Data to process
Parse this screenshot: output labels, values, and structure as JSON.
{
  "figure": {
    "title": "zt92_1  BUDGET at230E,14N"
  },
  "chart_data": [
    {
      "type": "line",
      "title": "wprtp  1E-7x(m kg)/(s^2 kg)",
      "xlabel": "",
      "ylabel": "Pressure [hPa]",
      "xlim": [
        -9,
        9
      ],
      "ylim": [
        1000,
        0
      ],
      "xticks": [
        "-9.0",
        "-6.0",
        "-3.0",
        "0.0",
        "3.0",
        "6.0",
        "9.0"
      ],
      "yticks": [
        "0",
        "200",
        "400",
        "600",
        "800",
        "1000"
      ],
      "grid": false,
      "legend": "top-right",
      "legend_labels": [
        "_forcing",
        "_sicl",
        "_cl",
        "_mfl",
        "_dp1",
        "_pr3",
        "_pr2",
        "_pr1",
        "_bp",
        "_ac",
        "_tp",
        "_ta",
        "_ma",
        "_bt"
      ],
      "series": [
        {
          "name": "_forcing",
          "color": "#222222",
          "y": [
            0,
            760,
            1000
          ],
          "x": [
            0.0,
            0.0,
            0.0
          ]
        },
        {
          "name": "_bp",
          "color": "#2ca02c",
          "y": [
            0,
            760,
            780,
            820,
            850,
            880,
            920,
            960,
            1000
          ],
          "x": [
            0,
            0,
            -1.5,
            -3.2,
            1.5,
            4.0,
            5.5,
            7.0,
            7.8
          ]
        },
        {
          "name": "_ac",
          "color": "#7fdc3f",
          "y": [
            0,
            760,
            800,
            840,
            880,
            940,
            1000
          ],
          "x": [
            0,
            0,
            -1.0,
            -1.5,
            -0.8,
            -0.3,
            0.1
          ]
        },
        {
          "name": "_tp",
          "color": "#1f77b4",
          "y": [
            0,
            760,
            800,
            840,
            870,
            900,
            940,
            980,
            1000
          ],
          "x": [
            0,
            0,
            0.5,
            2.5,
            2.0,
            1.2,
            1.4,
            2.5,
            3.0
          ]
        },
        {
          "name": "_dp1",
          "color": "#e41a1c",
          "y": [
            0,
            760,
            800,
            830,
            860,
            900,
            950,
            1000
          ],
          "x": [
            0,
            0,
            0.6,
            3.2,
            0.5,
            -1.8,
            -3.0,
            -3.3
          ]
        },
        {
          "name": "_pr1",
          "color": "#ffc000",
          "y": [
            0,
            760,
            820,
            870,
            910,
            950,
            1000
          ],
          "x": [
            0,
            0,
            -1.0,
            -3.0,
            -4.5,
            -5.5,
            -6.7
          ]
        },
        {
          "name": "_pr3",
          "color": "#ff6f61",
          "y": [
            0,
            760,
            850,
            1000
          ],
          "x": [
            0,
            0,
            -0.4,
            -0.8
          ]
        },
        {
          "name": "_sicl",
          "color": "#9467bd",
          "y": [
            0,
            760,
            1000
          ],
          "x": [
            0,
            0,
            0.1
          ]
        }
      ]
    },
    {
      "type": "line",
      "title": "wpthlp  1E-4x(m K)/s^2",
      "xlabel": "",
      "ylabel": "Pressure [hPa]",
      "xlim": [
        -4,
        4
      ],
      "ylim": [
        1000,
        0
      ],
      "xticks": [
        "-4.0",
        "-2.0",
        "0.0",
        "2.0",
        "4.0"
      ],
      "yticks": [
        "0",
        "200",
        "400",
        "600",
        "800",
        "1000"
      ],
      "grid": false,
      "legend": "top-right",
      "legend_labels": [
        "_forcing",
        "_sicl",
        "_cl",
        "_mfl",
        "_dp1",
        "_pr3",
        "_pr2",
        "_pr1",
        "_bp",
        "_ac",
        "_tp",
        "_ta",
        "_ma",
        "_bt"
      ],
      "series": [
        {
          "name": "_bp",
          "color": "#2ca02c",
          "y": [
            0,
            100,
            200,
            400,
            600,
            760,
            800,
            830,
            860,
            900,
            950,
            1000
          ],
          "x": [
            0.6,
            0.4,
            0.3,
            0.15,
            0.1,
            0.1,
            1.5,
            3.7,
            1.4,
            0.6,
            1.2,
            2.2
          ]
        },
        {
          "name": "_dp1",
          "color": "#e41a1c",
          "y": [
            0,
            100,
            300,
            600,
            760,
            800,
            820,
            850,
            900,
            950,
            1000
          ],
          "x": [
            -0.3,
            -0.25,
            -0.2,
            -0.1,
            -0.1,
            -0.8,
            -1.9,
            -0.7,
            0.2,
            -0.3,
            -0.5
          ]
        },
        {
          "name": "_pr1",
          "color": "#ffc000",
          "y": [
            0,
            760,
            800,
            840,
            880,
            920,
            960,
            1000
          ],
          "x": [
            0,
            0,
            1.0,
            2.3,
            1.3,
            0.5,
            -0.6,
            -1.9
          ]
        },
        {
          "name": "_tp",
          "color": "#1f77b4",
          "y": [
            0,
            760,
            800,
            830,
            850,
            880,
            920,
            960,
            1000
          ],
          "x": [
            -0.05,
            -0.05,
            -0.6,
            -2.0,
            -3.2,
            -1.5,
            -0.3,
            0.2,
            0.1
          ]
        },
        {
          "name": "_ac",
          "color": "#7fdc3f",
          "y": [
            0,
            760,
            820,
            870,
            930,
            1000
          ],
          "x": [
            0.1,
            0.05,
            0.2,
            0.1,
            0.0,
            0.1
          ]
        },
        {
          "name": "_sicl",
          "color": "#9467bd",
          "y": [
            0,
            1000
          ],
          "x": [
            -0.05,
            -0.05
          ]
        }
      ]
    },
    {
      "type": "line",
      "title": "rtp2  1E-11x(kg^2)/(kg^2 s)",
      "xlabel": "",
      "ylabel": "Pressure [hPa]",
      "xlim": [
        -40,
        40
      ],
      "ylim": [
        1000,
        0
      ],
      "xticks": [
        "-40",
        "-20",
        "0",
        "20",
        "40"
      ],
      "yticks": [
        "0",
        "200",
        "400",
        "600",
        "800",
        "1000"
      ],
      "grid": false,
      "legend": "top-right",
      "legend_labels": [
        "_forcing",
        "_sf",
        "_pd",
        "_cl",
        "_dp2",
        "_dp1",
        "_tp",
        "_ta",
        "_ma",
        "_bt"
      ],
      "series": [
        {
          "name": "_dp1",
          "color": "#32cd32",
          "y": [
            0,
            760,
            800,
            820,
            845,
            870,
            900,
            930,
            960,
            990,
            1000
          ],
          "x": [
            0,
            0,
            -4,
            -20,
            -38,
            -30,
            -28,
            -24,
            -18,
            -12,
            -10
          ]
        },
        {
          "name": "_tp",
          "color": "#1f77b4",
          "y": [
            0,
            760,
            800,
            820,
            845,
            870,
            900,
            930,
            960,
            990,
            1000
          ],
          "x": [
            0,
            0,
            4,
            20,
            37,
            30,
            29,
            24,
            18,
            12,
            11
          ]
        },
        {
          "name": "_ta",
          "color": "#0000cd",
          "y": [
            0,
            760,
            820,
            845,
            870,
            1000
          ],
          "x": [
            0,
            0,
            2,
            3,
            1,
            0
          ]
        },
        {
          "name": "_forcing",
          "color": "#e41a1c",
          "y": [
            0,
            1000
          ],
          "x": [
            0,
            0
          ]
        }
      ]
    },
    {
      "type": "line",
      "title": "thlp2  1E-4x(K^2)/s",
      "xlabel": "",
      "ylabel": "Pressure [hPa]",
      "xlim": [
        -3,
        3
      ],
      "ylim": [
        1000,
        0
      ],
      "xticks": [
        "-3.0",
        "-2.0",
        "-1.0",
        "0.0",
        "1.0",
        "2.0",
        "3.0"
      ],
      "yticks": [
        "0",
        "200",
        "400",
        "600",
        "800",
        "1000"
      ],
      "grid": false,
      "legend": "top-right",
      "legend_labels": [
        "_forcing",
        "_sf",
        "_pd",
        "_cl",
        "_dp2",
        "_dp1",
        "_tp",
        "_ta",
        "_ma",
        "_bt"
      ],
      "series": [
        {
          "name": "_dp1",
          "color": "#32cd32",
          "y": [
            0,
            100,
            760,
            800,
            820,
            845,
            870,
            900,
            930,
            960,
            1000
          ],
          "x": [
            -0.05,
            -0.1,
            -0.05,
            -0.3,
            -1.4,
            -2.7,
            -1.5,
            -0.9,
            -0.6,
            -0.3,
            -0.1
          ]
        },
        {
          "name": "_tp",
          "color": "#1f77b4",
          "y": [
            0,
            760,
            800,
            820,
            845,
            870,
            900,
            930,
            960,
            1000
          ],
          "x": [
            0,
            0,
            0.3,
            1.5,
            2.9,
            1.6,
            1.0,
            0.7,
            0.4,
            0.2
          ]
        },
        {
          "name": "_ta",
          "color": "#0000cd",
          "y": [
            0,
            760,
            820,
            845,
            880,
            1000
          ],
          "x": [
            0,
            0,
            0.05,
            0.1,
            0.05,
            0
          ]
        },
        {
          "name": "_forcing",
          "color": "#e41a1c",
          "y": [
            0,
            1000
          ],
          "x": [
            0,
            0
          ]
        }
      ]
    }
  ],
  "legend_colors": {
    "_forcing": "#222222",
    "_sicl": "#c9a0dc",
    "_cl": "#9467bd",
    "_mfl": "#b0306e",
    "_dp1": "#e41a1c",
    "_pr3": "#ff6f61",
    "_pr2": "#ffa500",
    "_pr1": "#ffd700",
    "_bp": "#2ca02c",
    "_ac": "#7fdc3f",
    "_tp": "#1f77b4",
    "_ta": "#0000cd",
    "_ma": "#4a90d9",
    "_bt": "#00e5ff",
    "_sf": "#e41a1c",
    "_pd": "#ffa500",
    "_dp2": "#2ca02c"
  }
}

Task to complete
Tally the lines that hold the string "title" and state the total, nothing more.

Task answer
5